Given instruction - Find each line containing the string "frac" and return it.
— start —
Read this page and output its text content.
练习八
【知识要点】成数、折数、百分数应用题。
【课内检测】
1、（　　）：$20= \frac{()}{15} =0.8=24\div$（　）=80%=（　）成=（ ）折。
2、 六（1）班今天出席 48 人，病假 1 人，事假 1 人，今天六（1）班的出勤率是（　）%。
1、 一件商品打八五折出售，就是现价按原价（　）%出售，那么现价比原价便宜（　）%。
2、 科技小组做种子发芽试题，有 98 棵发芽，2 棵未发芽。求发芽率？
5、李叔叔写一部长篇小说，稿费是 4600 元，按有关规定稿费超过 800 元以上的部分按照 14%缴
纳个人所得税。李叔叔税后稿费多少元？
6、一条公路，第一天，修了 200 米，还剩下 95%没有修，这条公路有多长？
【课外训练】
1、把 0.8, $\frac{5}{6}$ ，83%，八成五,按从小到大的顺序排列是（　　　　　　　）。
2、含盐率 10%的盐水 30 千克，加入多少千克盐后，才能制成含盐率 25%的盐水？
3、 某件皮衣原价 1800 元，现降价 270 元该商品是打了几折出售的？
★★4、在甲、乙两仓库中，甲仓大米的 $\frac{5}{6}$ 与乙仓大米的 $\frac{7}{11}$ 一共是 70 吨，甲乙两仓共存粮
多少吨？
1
— end —
Written answer -
1、（　　）：$20= \frac{()}{15} =0.8=24\div$（　）=80%=（　）成=（ ）折。
1、把 0.8, $\frac{5}{6}$ ，83%，八成五,按从小到大的顺序排列是（　　　　　　　）。
★★4、在甲、乙两仓库中，甲仓大米的 $\frac{5}{6}$ 与乙仓大米的 $\frac{7}{11}$ 一共是 70 吨，甲乙两仓共存粮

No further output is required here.